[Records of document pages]
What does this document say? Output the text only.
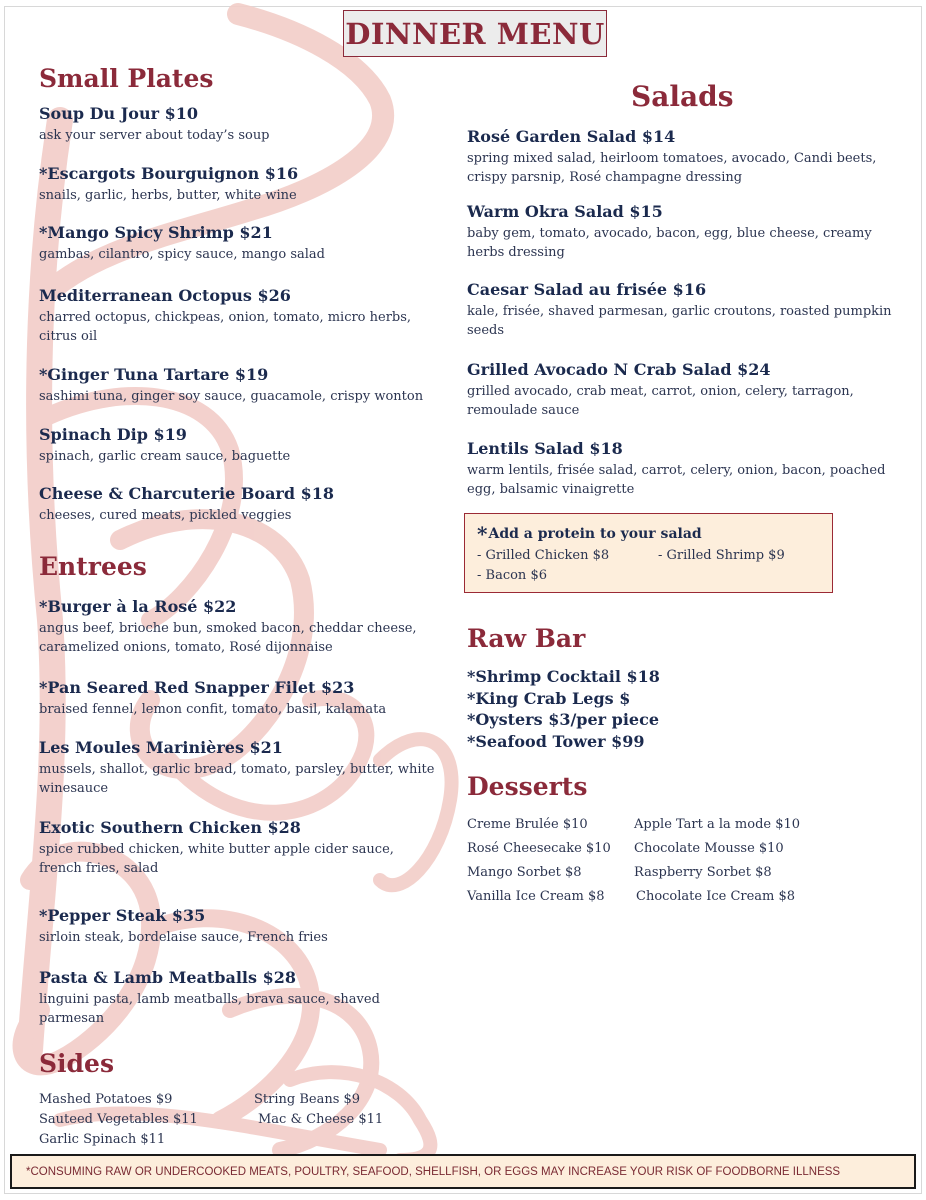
DINNER MENU
Small Plates
Soup Du Jour $10
ask your server about today’s soup
*Escargots Bourguignon $16
snails, garlic, herbs, butter, white wine
*Mango Spicy Shrimp $21
gambas, cilantro, spicy sauce, mango salad
Mediterranean Octopus $26
charred octopus, chickpeas, onion, tomato, micro herbs, citrus oil
*Ginger Tuna Tartare $19
sashimi tuna, ginger soy sauce, guacamole, crispy wonton
Spinach Dip $19
spinach, garlic cream sauce, baguette
Cheese & Charcuterie Board $18
cheeses, cured meats, pickled veggies
Entrees
*Burger à la Rosé $22
angus beef, brioche bun, smoked bacon, cheddar cheese, caramelized onions, tomato, Rosé dijonnaise
*Pan Seared Red Snapper Filet $23
braised fennel, lemon confit, tomato, basil, kalamata
Les Moules Marinières $21
mussels, shallot, garlic bread, tomato, parsley, butter, white winesauce
Exotic Southern Chicken $28
spice rubbed chicken, white butter apple cider sauce, french fries, salad
*Pepper Steak $35
sirloin steak, bordelaise sauce, French fries
Pasta & Lamb Meatballs $28
linguini pasta, lamb meatballs, brava sauce, shaved parmesan
Sides
Mashed Potatoes $9	String Beans $9
Sauteed Vegetables $11	Mac & Cheese $11
Garlic Spinach $11
Salads
Rosé Garden Salad $14
spring mixed salad, heirloom tomatoes, avocado, Candi beets, crispy parsnip, Rosé champagne dressing
Warm Okra Salad $15
baby gem, tomato, avocado, bacon, egg, blue cheese, creamy herbs dressing
Caesar Salad au frisée $16
kale, frisée, shaved parmesan, garlic croutons, roasted pumpkin seeds
Grilled Avocado N Crab Salad $24
grilled avocado, crab meat, carrot, onion, celery, tarragon, remoulade sauce
Lentils Salad $18
warm lentils, frisée salad, carrot, celery, onion, bacon, poached egg, balsamic vinaigrette
*Add a protein to your salad
- Grilled Chicken $8	- Grilled Shrimp $9
- Bacon $6
Raw Bar
*Shrimp Cocktail $18
*King Crab Legs $
*Oysters $3/per piece
*Seafood Tower $99
Desserts
Creme Brulée $10	Apple Tart a la mode $10
Rosé Cheesecake $10	Chocolate Mousse $10
Mango Sorbet $8	Raspberry Sorbet $8
Vanilla Ice Cream $8	Chocolate Ice Cream $8
*CONSUMING RAW OR UNDERCOOKED MEATS, POULTRY, SEAFOOD, SHELLFISH, OR EGGS MAY INCREASE YOUR RISK OF FOODBORNE ILLNESS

■ **Task brief**
Leave out the pictures and print every line of the data exactly.

■ **Worked solution**
What does this document say? Output the text only.
DINNER MENU
Small Plates
Soup Du Jour $10
ask your server about today’s soup
*Escargots Bourguignon $16
snails, garlic, herbs, butter, white wine
*Mango Spicy Shrimp $21
gambas, cilantro, spicy sauce, mango salad
Mediterranean Octopus $26
charred octopus, chickpeas, onion, tomato, micro herbs, citrus oil
*Ginger Tuna Tartare $19
sashimi tuna, ginger soy sauce, guacamole, crispy wonton
Spinach Dip $19
spinach, garlic cream sauce, baguette
Cheese & Charcuterie Board $18
cheeses, cured meats, pickled veggies
Entrees
*Burger à la Rosé $22
angus beef, brioche bun, smoked bacon, cheddar cheese, caramelized onions, tomato, Rosé dijonnaise
*Pan Seared Red Snapper Filet $23
braised fennel, lemon confit, tomato, basil, kalamata
Les Moules Marinières $21
mussels, shallot, garlic bread, tomato, parsley, butter, white winesauce
Exotic Southern Chicken $28
spice rubbed chicken, white butter apple cider sauce, french fries, salad
*Pepper Steak $35
sirloin steak, bordelaise sauce, French fries
Pasta & Lamb Meatballs $28
linguini pasta, lamb meatballs, brava sauce, shaved parmesan
Sides
Mashed Potatoes $9	String Beans $9
Sauteed Vegetables $11	Mac & Cheese $11
Garlic Spinach $11
Salads
Rosé Garden Salad $14
spring mixed salad, heirloom tomatoes, avocado, Candi beets, crispy parsnip, Rosé champagne dressing
Warm Okra Salad $15
baby gem, tomato, avocado, bacon, egg, blue cheese, creamy herbs dressing
Caesar Salad au frisée $16
kale, frisée, shaved parmesan, garlic croutons, roasted pumpkin seeds
Grilled Avocado N Crab Salad $24
grilled avocado, crab meat, carrot, onion, celery, tarragon, remoulade sauce
Lentils Salad $18
warm lentils, frisée salad, carrot, celery, onion, bacon, poached egg, balsamic vinaigrette
*Add a protein to your salad
- Grilled Chicken $8	- Grilled Shrimp $9
- Bacon $6
Raw Bar
*Shrimp Cocktail $18
*King Crab Legs $
*Oysters $3/per piece
*Seafood Tower $99
Desserts
Creme Brulée $10	Apple Tart a la mode $10
Rosé Cheesecake $10	Chocolate Mousse $10
Mango Sorbet $8	Raspberry Sorbet $8
Vanilla Ice Cream $8	Chocolate Ice Cream $8
*CONSUMING RAW OR UNDERCOOKED MEATS, POULTRY, SEAFOOD, SHELLFISH, OR EGGS MAY INCREASE YOUR RISK OF FOODBORNE ILLNESS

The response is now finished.